### Source records

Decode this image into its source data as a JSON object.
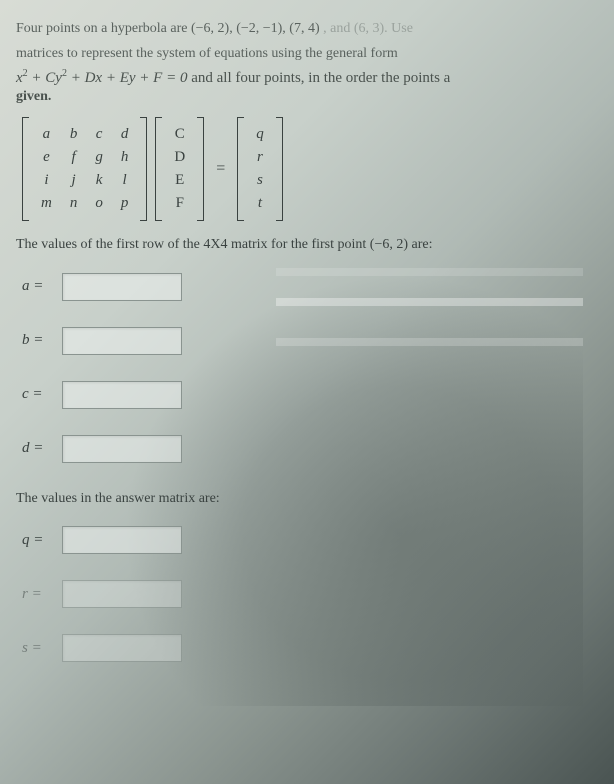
{
  "problem": {
    "line1_a": "Four points on a hyperbola are ",
    "points_visible": "(−6, 2), (−2, −1), (7,   4)",
    "line1_b": ", and (6, 3).  Use",
    "line2": "matrices to represent the system of equations using the general form",
    "equation": "x² + Cy² + Dx + Ey + F = 0",
    "line3": " and all four points, in the order the points a",
    "given": "given."
  },
  "matrices": {
    "m4x4": [
      [
        "a",
        "b",
        "c",
        "d"
      ],
      [
        "e",
        "f",
        "g",
        "h"
      ],
      [
        "i",
        "j",
        "k",
        "l"
      ],
      [
        "m",
        "n",
        "o",
        "p"
      ]
    ],
    "vars": [
      "C",
      "D",
      "E",
      "F"
    ],
    "rhs": [
      "q",
      "r",
      "s",
      "t"
    ],
    "eq": "="
  },
  "prompt1": "The values of the first row of the 4X4 matrix for the first point (−6, 2) are:",
  "inputs1": [
    {
      "label": "a ="
    },
    {
      "label": "b ="
    },
    {
      "label": "c ="
    },
    {
      "label": "d ="
    }
  ],
  "prompt2": "The values in the answer matrix are:",
  "inputs2": [
    {
      "label": "q =",
      "faded": false
    },
    {
      "label": "r =",
      "faded": true
    },
    {
      "label": "s =",
      "faded": true
    }
  ]
}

######

■ Task objective ■
Reproduce each line word for word and drop the pictures.

■ The output ■
Decode this image into its source data as a JSON object.
{
  "problem": {
    "line1_a": "Four points on a hyperbola are ",
    "points_visible": "(−6, 2), (−2, −1), (7,   4)",
    "line1_b": ", and (6, 3).  Use",
    "line2": "matrices to represent the system of equations using the general form",
    "equation": "x² + Cy² + Dx + Ey + F = 0",
    "line3": " and all four points, in the order the points a",
    "given": "given."
  },
  "matrices": {
    "m4x4": [
      [
        "a",
        "b",
        "c",
        "d"
      ],
      [
        "e",
        "f",
        "g",
        "h"
      ],
      [
        "i",
        "j",
        "k",
        "l"
      ],
      [
        "m",
        "n",
        "o",
        "p"
      ]
    ],
    "vars": [
      "C",
      "D",
      "E",
      "F"
    ],
    "rhs": [
      "q",
      "r",
      "s",
      "t"
    ],
    "eq": "="
  },
  "prompt1": "The values of the first row of the 4X4 matrix for the first point (−6, 2) are:",
  "inputs1": [
    {
      "label": "a ="
    },
    {
      "label": "b ="
    },
    {
      "label": "c ="
    },
    {
      "label": "d ="
    }
  ],
  "prompt2": "The values in the answer matrix are:",
  "inputs2": [
    {
      "label": "q =",
      "faded": false
    },
    {
      "label": "r =",
      "faded": true
    },
    {
      "label": "s =",
      "faded": true
    }
  ]
}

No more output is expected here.